start DATA FOR THIS TASK
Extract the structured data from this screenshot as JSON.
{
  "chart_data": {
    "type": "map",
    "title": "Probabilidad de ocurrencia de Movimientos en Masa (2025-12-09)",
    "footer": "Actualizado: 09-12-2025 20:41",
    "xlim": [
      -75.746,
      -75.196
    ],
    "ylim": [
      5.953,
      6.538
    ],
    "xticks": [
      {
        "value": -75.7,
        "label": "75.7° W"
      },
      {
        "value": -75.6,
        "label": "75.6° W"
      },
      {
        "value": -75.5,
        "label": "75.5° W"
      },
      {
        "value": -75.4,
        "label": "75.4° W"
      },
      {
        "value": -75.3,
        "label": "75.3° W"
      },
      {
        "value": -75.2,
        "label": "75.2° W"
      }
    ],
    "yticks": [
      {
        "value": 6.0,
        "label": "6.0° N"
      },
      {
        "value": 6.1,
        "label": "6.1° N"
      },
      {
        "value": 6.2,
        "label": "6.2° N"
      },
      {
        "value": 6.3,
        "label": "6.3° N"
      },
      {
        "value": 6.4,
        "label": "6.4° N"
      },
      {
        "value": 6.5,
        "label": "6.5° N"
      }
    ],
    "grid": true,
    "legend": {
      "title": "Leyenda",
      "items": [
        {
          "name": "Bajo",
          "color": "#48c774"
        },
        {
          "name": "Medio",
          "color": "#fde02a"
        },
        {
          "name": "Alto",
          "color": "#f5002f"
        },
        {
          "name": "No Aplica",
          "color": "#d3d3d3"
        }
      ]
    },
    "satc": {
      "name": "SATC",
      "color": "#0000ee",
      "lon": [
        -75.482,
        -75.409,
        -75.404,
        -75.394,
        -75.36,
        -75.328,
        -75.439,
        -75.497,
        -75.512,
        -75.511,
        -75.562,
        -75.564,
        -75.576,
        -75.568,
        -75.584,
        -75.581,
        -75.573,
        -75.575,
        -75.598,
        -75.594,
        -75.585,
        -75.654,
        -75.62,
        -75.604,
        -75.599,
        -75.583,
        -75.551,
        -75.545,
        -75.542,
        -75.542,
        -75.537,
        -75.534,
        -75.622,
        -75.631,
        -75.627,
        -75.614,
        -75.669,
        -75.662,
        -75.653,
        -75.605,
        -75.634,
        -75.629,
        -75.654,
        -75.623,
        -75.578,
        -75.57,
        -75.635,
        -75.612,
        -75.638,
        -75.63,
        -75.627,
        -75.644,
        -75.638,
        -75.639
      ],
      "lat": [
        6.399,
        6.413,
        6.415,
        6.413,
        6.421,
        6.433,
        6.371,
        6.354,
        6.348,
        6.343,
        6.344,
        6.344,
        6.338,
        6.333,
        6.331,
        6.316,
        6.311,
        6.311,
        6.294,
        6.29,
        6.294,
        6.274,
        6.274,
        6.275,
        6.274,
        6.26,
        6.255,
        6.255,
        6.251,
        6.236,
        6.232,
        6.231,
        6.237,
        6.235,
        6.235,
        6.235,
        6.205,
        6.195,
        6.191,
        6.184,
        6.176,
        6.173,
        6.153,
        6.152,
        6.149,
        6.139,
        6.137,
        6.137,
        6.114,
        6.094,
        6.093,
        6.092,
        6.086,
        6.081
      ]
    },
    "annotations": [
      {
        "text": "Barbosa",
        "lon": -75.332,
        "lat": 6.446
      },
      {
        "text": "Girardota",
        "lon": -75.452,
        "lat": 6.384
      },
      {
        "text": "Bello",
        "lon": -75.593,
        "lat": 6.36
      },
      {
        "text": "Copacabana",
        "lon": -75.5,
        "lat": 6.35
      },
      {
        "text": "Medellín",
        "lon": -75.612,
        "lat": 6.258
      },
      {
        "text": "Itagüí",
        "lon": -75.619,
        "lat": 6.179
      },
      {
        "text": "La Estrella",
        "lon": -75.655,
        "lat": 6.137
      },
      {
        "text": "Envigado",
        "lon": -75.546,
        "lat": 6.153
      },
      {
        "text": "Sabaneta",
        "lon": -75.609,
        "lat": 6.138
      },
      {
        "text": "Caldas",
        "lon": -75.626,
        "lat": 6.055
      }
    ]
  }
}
end DATA FOR THIS TASK
◆ **TASK STATEMENT**
Answer only with how many lines in the records include "label".

◆ **OUTPUT OF THE EXERCISE**
12